■ REQUIRED TASK
Reproduce the listing from its first line up to and including the line containing "legend-label-4: θ = 5° [250,204,340,237]".

■ Portion of a data file
• • • •
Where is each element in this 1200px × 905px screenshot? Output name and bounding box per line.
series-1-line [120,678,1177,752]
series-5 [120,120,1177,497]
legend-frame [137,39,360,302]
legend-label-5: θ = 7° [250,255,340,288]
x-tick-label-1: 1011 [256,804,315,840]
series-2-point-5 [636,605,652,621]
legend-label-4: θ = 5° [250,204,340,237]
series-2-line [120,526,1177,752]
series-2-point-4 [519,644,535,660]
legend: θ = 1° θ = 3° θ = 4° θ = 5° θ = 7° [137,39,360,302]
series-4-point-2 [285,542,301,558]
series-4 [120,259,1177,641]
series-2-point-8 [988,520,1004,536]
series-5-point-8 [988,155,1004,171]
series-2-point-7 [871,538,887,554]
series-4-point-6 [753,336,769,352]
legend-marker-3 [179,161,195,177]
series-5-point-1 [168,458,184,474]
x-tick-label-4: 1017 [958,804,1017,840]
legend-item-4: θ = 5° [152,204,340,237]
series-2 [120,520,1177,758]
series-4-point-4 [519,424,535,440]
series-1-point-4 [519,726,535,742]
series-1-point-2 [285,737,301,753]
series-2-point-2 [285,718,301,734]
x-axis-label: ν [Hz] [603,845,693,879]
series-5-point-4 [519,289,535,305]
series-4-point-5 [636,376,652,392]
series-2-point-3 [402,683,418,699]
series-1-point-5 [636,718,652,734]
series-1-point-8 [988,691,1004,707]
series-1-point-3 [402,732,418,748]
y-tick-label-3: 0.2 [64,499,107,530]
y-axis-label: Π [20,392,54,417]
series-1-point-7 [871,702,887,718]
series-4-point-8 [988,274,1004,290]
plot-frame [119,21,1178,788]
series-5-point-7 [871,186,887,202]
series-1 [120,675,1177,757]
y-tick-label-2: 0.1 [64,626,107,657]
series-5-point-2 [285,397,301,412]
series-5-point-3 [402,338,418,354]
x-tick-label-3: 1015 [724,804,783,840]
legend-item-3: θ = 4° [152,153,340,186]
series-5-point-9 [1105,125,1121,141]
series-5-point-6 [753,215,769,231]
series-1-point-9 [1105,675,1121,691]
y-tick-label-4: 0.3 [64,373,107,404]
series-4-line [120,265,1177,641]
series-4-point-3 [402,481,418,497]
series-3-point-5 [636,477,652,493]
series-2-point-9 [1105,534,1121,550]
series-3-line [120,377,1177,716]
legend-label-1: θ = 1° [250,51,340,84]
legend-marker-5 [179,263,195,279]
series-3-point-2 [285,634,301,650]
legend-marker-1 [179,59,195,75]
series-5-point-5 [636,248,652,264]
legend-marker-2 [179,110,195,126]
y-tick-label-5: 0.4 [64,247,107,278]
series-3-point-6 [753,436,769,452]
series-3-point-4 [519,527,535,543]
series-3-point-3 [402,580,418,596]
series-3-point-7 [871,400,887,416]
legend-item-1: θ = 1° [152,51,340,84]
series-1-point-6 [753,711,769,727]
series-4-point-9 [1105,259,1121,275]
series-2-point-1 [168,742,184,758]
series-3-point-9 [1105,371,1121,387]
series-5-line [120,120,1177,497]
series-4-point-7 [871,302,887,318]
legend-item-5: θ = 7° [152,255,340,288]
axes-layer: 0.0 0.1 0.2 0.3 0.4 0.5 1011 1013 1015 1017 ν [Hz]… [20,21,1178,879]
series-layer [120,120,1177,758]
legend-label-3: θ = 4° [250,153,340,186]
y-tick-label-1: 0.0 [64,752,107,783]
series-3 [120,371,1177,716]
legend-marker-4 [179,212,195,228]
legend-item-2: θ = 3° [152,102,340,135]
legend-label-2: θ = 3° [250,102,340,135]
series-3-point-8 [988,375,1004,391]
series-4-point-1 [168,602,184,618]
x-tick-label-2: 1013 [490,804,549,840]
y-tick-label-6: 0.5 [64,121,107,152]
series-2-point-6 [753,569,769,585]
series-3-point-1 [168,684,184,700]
• • • •
■ REPLY
Where is each element in this 1200px × 905px screenshot? Output name and bounding box per line.
series-1-line [120,678,1177,752]
series-5 [120,120,1177,497]
legend-frame [137,39,360,302]
legend-label-5: θ = 7° [250,255,340,288]
x-tick-label-1: 1011 [256,804,315,840]
series-2-point-5 [636,605,652,621]
legend-label-4: θ = 5° [250,204,340,237]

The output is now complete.